:: INPUT ROWS
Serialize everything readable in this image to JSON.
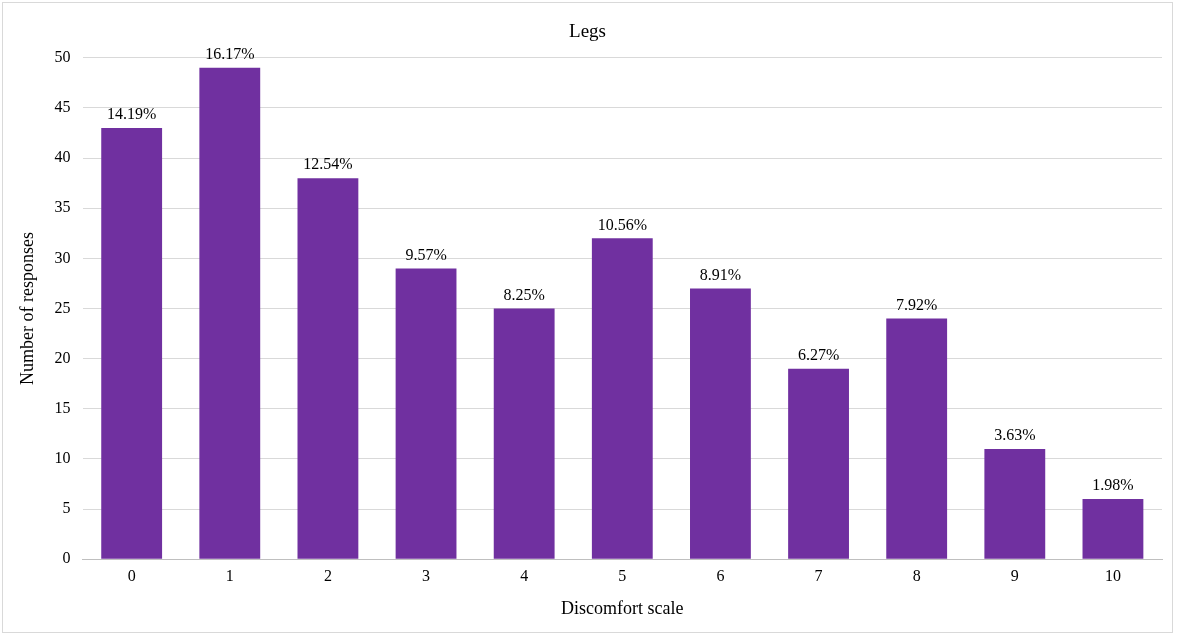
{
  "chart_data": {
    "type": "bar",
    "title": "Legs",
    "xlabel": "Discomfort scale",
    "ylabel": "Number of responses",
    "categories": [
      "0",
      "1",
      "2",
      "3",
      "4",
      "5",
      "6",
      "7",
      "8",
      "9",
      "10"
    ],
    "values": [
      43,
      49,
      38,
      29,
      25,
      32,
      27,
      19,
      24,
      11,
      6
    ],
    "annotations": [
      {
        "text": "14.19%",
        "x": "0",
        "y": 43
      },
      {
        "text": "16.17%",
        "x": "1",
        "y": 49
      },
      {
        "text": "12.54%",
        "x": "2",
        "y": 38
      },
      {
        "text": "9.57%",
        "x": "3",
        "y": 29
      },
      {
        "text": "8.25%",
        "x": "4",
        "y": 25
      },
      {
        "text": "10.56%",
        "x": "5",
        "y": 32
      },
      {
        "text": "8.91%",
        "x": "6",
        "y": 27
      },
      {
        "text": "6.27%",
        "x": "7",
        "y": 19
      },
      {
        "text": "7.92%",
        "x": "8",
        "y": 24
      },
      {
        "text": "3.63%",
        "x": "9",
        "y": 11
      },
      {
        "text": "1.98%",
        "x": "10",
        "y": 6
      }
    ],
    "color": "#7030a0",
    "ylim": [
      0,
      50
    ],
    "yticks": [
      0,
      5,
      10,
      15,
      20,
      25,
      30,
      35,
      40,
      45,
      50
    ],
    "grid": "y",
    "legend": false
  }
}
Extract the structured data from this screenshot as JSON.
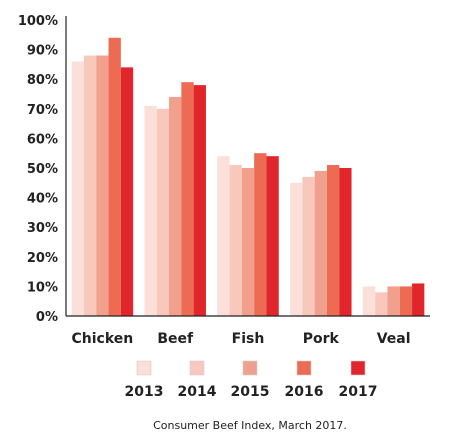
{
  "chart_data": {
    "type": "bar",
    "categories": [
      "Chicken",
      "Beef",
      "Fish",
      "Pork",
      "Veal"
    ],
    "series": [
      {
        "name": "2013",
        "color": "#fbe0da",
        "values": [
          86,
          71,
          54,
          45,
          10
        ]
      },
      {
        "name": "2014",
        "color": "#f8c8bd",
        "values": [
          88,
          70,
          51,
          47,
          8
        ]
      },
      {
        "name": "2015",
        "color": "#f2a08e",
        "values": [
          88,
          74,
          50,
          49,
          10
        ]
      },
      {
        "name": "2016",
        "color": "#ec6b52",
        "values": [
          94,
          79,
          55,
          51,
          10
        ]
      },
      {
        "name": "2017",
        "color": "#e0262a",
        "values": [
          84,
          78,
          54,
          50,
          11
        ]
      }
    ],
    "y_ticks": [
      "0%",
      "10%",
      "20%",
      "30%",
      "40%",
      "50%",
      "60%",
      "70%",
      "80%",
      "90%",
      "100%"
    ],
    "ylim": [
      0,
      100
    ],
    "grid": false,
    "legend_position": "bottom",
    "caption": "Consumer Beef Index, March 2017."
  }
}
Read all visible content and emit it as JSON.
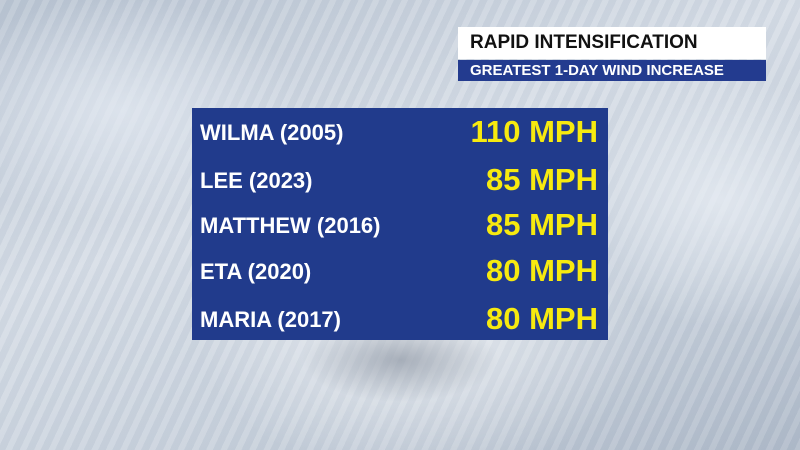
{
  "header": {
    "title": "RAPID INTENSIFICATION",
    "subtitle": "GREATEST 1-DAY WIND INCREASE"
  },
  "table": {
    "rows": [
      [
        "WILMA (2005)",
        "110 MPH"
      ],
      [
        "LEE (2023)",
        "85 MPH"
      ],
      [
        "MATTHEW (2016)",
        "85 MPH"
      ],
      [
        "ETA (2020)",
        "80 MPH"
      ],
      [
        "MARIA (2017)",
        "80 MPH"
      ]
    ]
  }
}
::::
STATED EXERCISE: Reproduce the material above verbatim; omit every picture.

EXPECTED ANSWER:
Serialize everything readable in this image to JSON.
{
  "chart_data": {
    "type": "bar",
    "title": "Legs",
    "xlabel": "Discomfort scale",
    "ylabel": "Number of responses",
    "categories": [
      "0",
      "1",
      "2",
      "3",
      "4",
      "5",
      "6",
      "7",
      "8",
      "9",
      "10"
    ],
    "values": [
      43,
      49,
      38,
      29,
      25,
      32,
      27,
      19,
      24,
      11,
      6
    ],
    "annotations": [
      {
        "text": "14.19%",
        "x": "0",
        "y": 43
      },
      {
        "text": "16.17%",
        "x": "1",
        "y": 49
      },
      {
        "text": "12.54%",
        "x": "2",
        "y": 38
      },
      {
        "text": "9.57%",
        "x": "3",
        "y": 29
      },
      {
        "text": "8.25%",
        "x": "4",
        "y": 25
      },
      {
        "text": "10.56%",
        "x": "5",
        "y": 32
      },
      {
        "text": "8.91%",
        "x": "6",
        "y": 27
      },
      {
        "text": "6.27%",
        "x": "7",
        "y": 19
      },
      {
        "text": "7.92%",
        "x": "8",
        "y": 24
      },
      {
        "text": "3.63%",
        "x": "9",
        "y": 11
      },
      {
        "text": "1.98%",
        "x": "10",
        "y": 6
      }
    ],
    "color": "#7030a0",
    "ylim": [
      0,
      50
    ],
    "yticks": [
      0,
      5,
      10,
      15,
      20,
      25,
      30,
      35,
      40,
      45,
      50
    ],
    "grid": "y",
    "legend": false
  }
}
Extract the structured data from this screenshot as JSON.
{
  "chart_data": {
    "type": "bar",
    "categories": [
      "Chicken",
      "Beef",
      "Fish",
      "Pork",
      "Veal"
    ],
    "series": [
      {
        "name": "2013",
        "color": "#fbe0da",
        "values": [
          86,
          71,
          54,
          45,
          10
        ]
      },
      {
        "name": "2014",
        "color": "#f8c8bd",
        "values": [
          88,
          70,
          51,
          47,
          8
        ]
      },
      {
        "name": "2015",
        "color": "#f2a08e",
        "values": [
          88,
          74,
          50,
          49,
          10
        ]
      },
      {
        "name": "2016",
        "color": "#ec6b52",
        "values": [
          94,
          79,
          55,
          51,
          10
        ]
      },
      {
        "name": "2017",
        "color": "#e0262a",
        "values": [
          84,
          78,
          54,
          50,
          11
        ]
      }
    ],
    "y_ticks": [
      "0%",
      "10%",
      "20%",
      "30%",
      "40%",
      "50%",
      "60%",
      "70%",
      "80%",
      "90%",
      "100%"
    ],
    "ylim": [
      0,
      100
    ],
    "grid": false,
    "legend_position": "bottom",
    "caption": "Consumer Beef Index, March 2017."
  }
}
Read all visible content and emit it as JSON.
{
  "header": {
    "title": "RAPID INTENSIFICATION",
    "subtitle": "GREATEST 1-DAY WIND INCREASE"
  },
  "table": {
    "rows": [
      [
        "WILMA (2005)",
        "110 MPH"
      ],
      [
        "LEE (2023)",
        "85 MPH"
      ],
      [
        "MATTHEW (2016)",
        "85 MPH"
      ],
      [
        "ETA (2020)",
        "80 MPH"
      ],
      [
        "MARIA (2017)",
        "80 MPH"
      ]
    ]
  }
}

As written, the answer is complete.